--- Task prompt ---
Format every row below as a Markdown table with the columns Number and Row Text, numbering the rows in order and skipping blank lines. Leave the pictures out of the table.

--- Excerpted data ---

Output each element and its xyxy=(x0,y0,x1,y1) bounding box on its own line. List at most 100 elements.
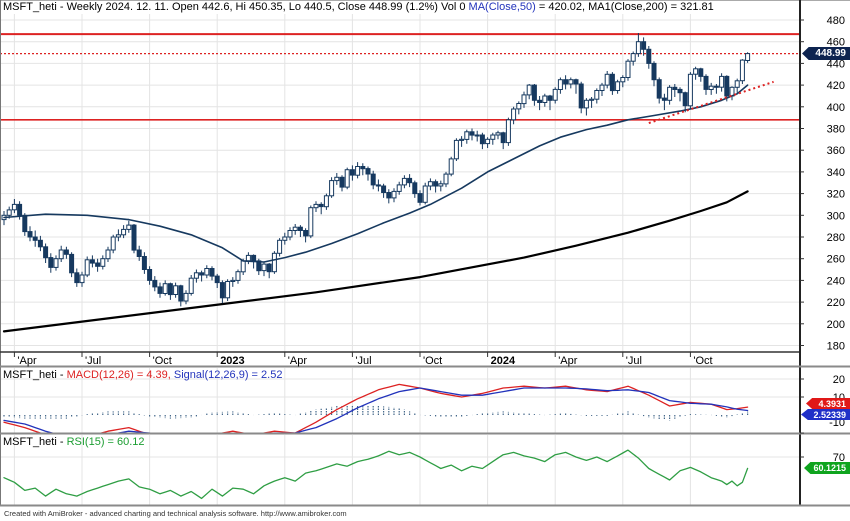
candle[interactable] xyxy=(157,286,163,294)
candle[interactable] xyxy=(407,177,413,184)
candle[interactable] xyxy=(84,259,90,276)
candle[interactable] xyxy=(667,86,673,101)
candle[interactable] xyxy=(687,73,693,107)
candle[interactable] xyxy=(703,75,709,90)
candle[interactable] xyxy=(277,239,283,254)
candle[interactable] xyxy=(126,224,132,230)
candle[interactable] xyxy=(375,184,381,187)
date-axis-label[interactable]: 'Jul xyxy=(85,355,101,367)
candle[interactable] xyxy=(303,230,309,237)
date-axis-label[interactable]: 'Apr xyxy=(558,355,578,367)
candle[interactable] xyxy=(453,139,459,160)
candle[interactable] xyxy=(193,272,199,279)
candle[interactable] xyxy=(589,98,595,101)
candle[interactable] xyxy=(162,283,168,295)
candle[interactable] xyxy=(505,119,511,144)
candle[interactable] xyxy=(214,275,220,284)
candle[interactable] xyxy=(646,48,652,64)
candle[interactable] xyxy=(469,131,475,136)
candle[interactable] xyxy=(599,84,605,91)
candle[interactable] xyxy=(490,134,496,140)
candle[interactable] xyxy=(672,86,678,91)
date-axis-label[interactable]: 'Oct xyxy=(153,355,172,367)
candle[interactable] xyxy=(433,181,439,187)
trendline[interactable] xyxy=(648,80,774,125)
candle[interactable] xyxy=(136,249,142,257)
candle[interactable] xyxy=(630,53,636,62)
candle[interactable] xyxy=(11,203,17,211)
candle[interactable] xyxy=(173,285,179,295)
candle[interactable] xyxy=(95,262,101,267)
candle[interactable] xyxy=(516,103,522,110)
candle[interactable] xyxy=(115,234,121,238)
candle[interactable] xyxy=(266,263,272,273)
candle[interactable] xyxy=(693,68,699,75)
candle[interactable] xyxy=(147,269,153,281)
candle[interactable] xyxy=(479,134,485,145)
candle[interactable] xyxy=(74,272,80,284)
candle[interactable] xyxy=(240,260,246,273)
candle[interactable] xyxy=(178,285,184,302)
candle[interactable] xyxy=(53,258,59,268)
candle[interactable] xyxy=(745,53,751,61)
date-axis-label[interactable]: 'Apr xyxy=(17,355,37,367)
candle[interactable] xyxy=(329,180,335,197)
candle[interactable] xyxy=(323,195,329,208)
date-axis-label[interactable]: 'Apr xyxy=(288,355,308,367)
candle[interactable] xyxy=(651,62,657,81)
candle[interactable] xyxy=(412,182,418,195)
candle[interactable] xyxy=(682,92,688,107)
candle[interactable] xyxy=(282,236,288,241)
candle[interactable] xyxy=(167,283,173,296)
candle[interactable] xyxy=(552,88,558,101)
candle[interactable] xyxy=(381,185,387,193)
candle[interactable] xyxy=(225,281,231,299)
candle[interactable] xyxy=(100,258,106,267)
candle[interactable] xyxy=(734,80,740,88)
date-axis-label[interactable]: 2024 xyxy=(491,355,516,367)
candle[interactable] xyxy=(17,203,23,216)
date-axis-label[interactable]: 2023 xyxy=(220,355,244,367)
candle[interactable] xyxy=(609,73,615,92)
candle[interactable] xyxy=(459,138,465,141)
candle[interactable] xyxy=(568,79,574,85)
candle[interactable] xyxy=(230,279,236,282)
candle[interactable] xyxy=(396,184,402,192)
candle[interactable] xyxy=(563,79,569,85)
candle[interactable] xyxy=(110,236,116,251)
candle[interactable] xyxy=(32,236,38,241)
date-axis-label[interactable]: 'Oct xyxy=(423,355,442,367)
candle[interactable] xyxy=(557,79,563,90)
candle[interactable] xyxy=(594,90,600,100)
candle[interactable] xyxy=(37,239,43,248)
candle[interactable] xyxy=(511,108,517,121)
candle[interactable] xyxy=(698,68,704,77)
candle[interactable] xyxy=(474,134,480,137)
candle[interactable] xyxy=(43,246,49,259)
candle[interactable] xyxy=(63,249,69,255)
candle[interactable] xyxy=(724,75,730,97)
candle[interactable] xyxy=(209,268,215,277)
candle[interactable] xyxy=(334,176,340,182)
candle[interactable] xyxy=(297,226,303,231)
candle[interactable] xyxy=(573,79,579,85)
candle[interactable] xyxy=(427,181,433,187)
candle[interactable] xyxy=(256,260,262,272)
candle[interactable] xyxy=(635,41,641,55)
candle[interactable] xyxy=(417,193,423,203)
candle[interactable] xyxy=(386,192,392,199)
candle[interactable] xyxy=(360,166,366,170)
candle[interactable] xyxy=(713,85,719,88)
candle[interactable] xyxy=(152,279,158,288)
candle[interactable] xyxy=(495,132,501,136)
candle[interactable] xyxy=(485,138,491,145)
candle[interactable] xyxy=(245,254,251,262)
candle[interactable] xyxy=(79,274,85,284)
candle[interactable] xyxy=(620,77,626,83)
candle[interactable] xyxy=(583,99,589,109)
candle[interactable] xyxy=(183,292,189,302)
candle[interactable] xyxy=(401,177,407,186)
candle[interactable] xyxy=(121,228,127,236)
candle[interactable] xyxy=(355,166,361,176)
candle[interactable] xyxy=(58,249,64,260)
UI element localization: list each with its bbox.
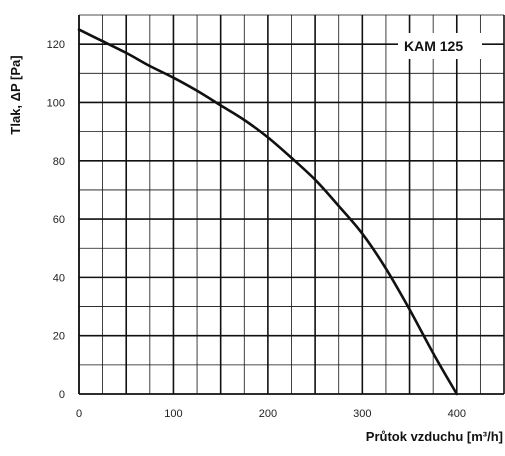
legend-label: KAM 125	[404, 38, 463, 54]
y-tick-label: 80	[53, 156, 65, 168]
y-tick-label: 20	[53, 331, 65, 343]
grid	[78, 14, 505, 395]
x-tick-labels: 0 100 200 300 400	[76, 408, 466, 420]
x-tick-label: 100	[164, 408, 182, 420]
x-tick-label: 0	[76, 408, 82, 420]
y-tick-label: 100	[47, 97, 65, 109]
x-axis-title: Průtok vzduchu [m³/h]	[366, 429, 503, 444]
legend-box	[398, 33, 482, 59]
y-tick-label: 0	[59, 389, 65, 401]
legend: KAM 125	[398, 33, 482, 59]
y-tick-label: 120	[47, 39, 65, 51]
x-tick-label: 300	[353, 408, 371, 420]
series-line	[77, 28, 459, 396]
y-tick-label: 60	[53, 214, 65, 226]
y-tick-label: 40	[53, 272, 65, 284]
y-axis-title: Tlak, ΔP [Pa]	[8, 55, 23, 134]
y-tick-labels: 0 20 40 60 80 100 120	[47, 39, 65, 401]
x-tick-label: 200	[259, 408, 277, 420]
x-tick-label: 400	[448, 408, 466, 420]
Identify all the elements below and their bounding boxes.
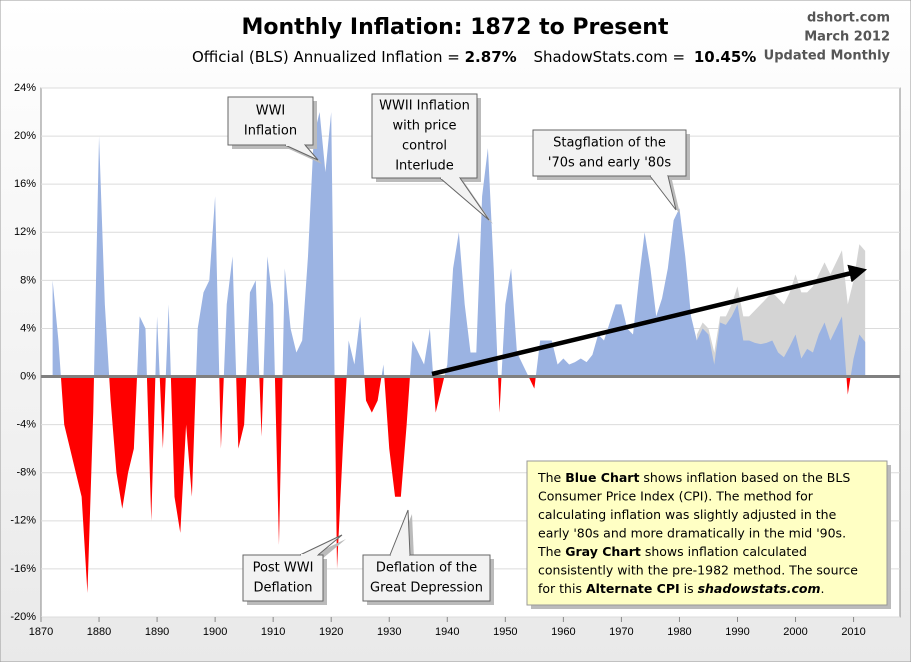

--- Expected output ---
| Number | Row Text |
|---|---|
| 1 | Output each element and its xyxy=(x0,y0,x1,y1) bounding box on its own line. List at most 100 elements. |
| 2 | candle[interactable] xyxy=(157,286,163,294) |
| 3 | candle[interactable] xyxy=(407,177,413,184) |
| 4 | candle[interactable] xyxy=(84,259,90,276) |
| 5 | candle[interactable] xyxy=(667,86,673,101) |
| 6 | candle[interactable] xyxy=(687,73,693,107) |
| 7 | candle[interactable] xyxy=(703,75,709,90) |
| 8 | candle[interactable] xyxy=(277,239,283,254) |
| 9 | candle[interactable] xyxy=(126,224,132,230) |
| 10 | candle[interactable] xyxy=(375,184,381,187) |
| 11 | date-axis-label[interactable]: 'Jul xyxy=(85,355,101,367) |
| 12 | candle[interactable] xyxy=(303,230,309,237) |
| 13 | date-axis-label[interactable]: 'Apr xyxy=(558,355,578,367) |
| 14 | candle[interactable] xyxy=(453,139,459,160) |
| 15 | candle[interactable] xyxy=(193,272,199,279) |
| 16 | candle[interactable] xyxy=(589,98,595,101) |
| 17 | candle[interactable] xyxy=(162,283,168,295) |
| 18 | candle[interactable] xyxy=(505,119,511,144) |
| 19 | candle[interactable] xyxy=(214,275,220,284) |
| 20 | candle[interactable] xyxy=(646,48,652,64) |
| 21 | candle[interactable] xyxy=(469,131,475,136) |
| 22 | candle[interactable] xyxy=(599,84,605,91) |
| 23 | candle[interactable] xyxy=(490,134,496,140) |
| 24 | candle[interactable] xyxy=(672,86,678,91) |
| 25 | date-axis-label[interactable]: 'Oct xyxy=(153,355,172,367) |
| 26 | candle[interactable] xyxy=(433,181,439,187) |
| 27 | trendline[interactable] xyxy=(648,80,774,125) |
| 28 | candle[interactable] xyxy=(136,249,142,257) |
| 29 | candle[interactable] xyxy=(630,53,636,62) |
| 30 | candle[interactable] xyxy=(11,203,17,211) |
| 31 | candle[interactable] xyxy=(173,285,179,295) |
| 32 | candle[interactable] xyxy=(95,262,101,267) |
| 33 | candle[interactable] xyxy=(516,103,522,110) |
| 34 | candle[interactable] xyxy=(115,234,121,238) |
| 35 | candle[interactable] xyxy=(266,263,272,273) |
| 36 | candle[interactable] xyxy=(693,68,699,75) |
| 37 | candle[interactable] xyxy=(147,269,153,281) |
| 38 | candle[interactable] xyxy=(479,134,485,145) |
| 39 | candle[interactable] xyxy=(74,272,80,284) |
| 40 | candle[interactable] xyxy=(240,260,246,273) |
| 41 | candle[interactable] xyxy=(178,285,184,302) |
| 42 | candle[interactable] xyxy=(53,258,59,268) |
| 43 | candle[interactable] xyxy=(745,53,751,61) |
| 44 | date-axis-label[interactable]: 'Apr xyxy=(17,355,37,367) |
| 45 | candle[interactable] xyxy=(329,180,335,197) |
| 46 | candle[interactable] xyxy=(323,195,329,208) |
| 47 | date-axis-label[interactable]: 'Apr xyxy=(288,355,308,367) |
| 48 | candle[interactable] xyxy=(651,62,657,81) |
| 49 | candle[interactable] xyxy=(412,182,418,195) |
| 50 | candle[interactable] xyxy=(682,92,688,107) |
| 51 | candle[interactable] xyxy=(282,236,288,241) |
| 52 | candle[interactable] xyxy=(167,283,173,296) |
| 53 | candle[interactable] xyxy=(552,88,558,101) |
| 54 | candle[interactable] xyxy=(381,185,387,193) |
| 55 | candle[interactable] xyxy=(225,281,231,299) |
| 56 | candle[interactable] xyxy=(100,258,106,267) |
| 57 | candle[interactable] xyxy=(734,80,740,88) |
| 58 | date-axis-label[interactable]: 2024 xyxy=(491,355,516,367) |
| 59 | candle[interactable] xyxy=(17,203,23,216) |
| 60 | date-axis-label[interactable]: 2023 xyxy=(220,355,244,367) |
| 61 | candle[interactable] xyxy=(609,73,615,92) |
| 62 | candle[interactable] xyxy=(459,138,465,141) |
| 63 | candle[interactable] xyxy=(568,79,574,85) |
| 64 | candle[interactable] xyxy=(230,279,236,282) |
| 65 | candle[interactable] xyxy=(396,184,402,192) |
| 66 | candle[interactable] xyxy=(563,79,569,85) |
| 67 | candle[interactable] xyxy=(110,236,116,251) |
| 68 | candle[interactable] xyxy=(32,236,38,241) |
| 69 | date-axis-label[interactable]: 'Oct xyxy=(423,355,442,367) |
| 70 | candle[interactable] xyxy=(557,79,563,90) |
| 71 | candle[interactable] xyxy=(594,90,600,100) |
| 72 | candle[interactable] xyxy=(37,239,43,248) |
| 73 | candle[interactable] xyxy=(511,108,517,121) |
| 74 | candle[interactable] xyxy=(698,68,704,77) |
| 75 | candle[interactable] xyxy=(474,134,480,137) |
| 76 | candle[interactable] xyxy=(43,246,49,259) |
| 77 | candle[interactable] xyxy=(63,249,69,255) |
| 78 | candle[interactable] xyxy=(724,75,730,97) |
| 79 | candle[interactable] xyxy=(209,268,215,277) |
| 80 | candle[interactable] xyxy=(334,176,340,182) |
| 81 | candle[interactable] xyxy=(297,226,303,231) |
| 82 | candle[interactable] xyxy=(573,79,579,85) |
| 83 | candle[interactable] xyxy=(427,181,433,187) |
| 84 | candle[interactable] xyxy=(256,260,262,272) |
| 85 | candle[interactable] xyxy=(635,41,641,55) |
| 86 | candle[interactable] xyxy=(417,193,423,203) |
| 87 | candle[interactable] xyxy=(386,192,392,199) |
| 88 | candle[interactable] xyxy=(360,166,366,170) |
| 89 | candle[interactable] xyxy=(713,85,719,88) |
| 90 | candle[interactable] xyxy=(152,279,158,288) |
| 91 | candle[interactable] xyxy=(495,132,501,136) |
| 92 | candle[interactable] xyxy=(485,138,491,145) |
| 93 | candle[interactable] xyxy=(245,254,251,262) |
| 94 | candle[interactable] xyxy=(79,274,85,284) |
| 95 | candle[interactable] xyxy=(620,77,626,83) |
| 96 | candle[interactable] xyxy=(583,99,589,109) |
| 97 | candle[interactable] xyxy=(183,292,189,302) |
| 98 | candle[interactable] xyxy=(401,177,407,186) |
| 99 | candle[interactable] xyxy=(121,228,127,236) |
| 100 | candle[interactable] xyxy=(355,166,361,176) |
| 101 | candle[interactable] xyxy=(58,249,64,260) |
| 102 | UI element localization: list each with its bbox. |
| 103 | legend-label: KAM 125	[404, 38, 463, 54] |
| 104 | y-tick-label: 80	[53, 156, 65, 168] |
| 105 | y-tick-label: 20	[53, 331, 65, 343] |
| 106 | grid	[78, 14, 505, 395] |
| 107 | x-tick-labels: 0 100 200 300 400	[76, 408, 466, 420] |
| 108 | x-tick-label: 100	[164, 408, 182, 420] |
| 109 | x-tick-label: 0	[76, 408, 82, 420] |
| 110 | y-tick-label: 100	[47, 97, 65, 109] |
| 111 | x-axis-title: Průtok vzduchu [m³/h]	[366, 429, 503, 444] |
| 112 | legend-box	[398, 33, 482, 59] |
| 113 | y-tick-label: 0	[59, 389, 65, 401] |
| 114 | legend: KAM 125	[398, 33, 482, 59] |
| 115 | y-tick-label: 120	[47, 39, 65, 51] |
| 116 | x-tick-label: 300	[353, 408, 371, 420] |
| 117 | series-line	[77, 28, 459, 396] |
| 118 | y-tick-label: 60	[53, 214, 65, 226] |
| 119 | y-tick-label: 40	[53, 272, 65, 284] |
| 120 | y-axis-title: Tlak, ΔP [Pa]	[8, 55, 23, 134] |
| 121 | y-tick-labels: 0 20 40 60 80 100 120	[47, 39, 65, 401] |
| 122 | x-tick-label: 200	[259, 408, 277, 420] |
| 123 | x-tick-label: 400	[448, 408, 466, 420] |
| 124 | Identify all the elements below and their bounding boxes. |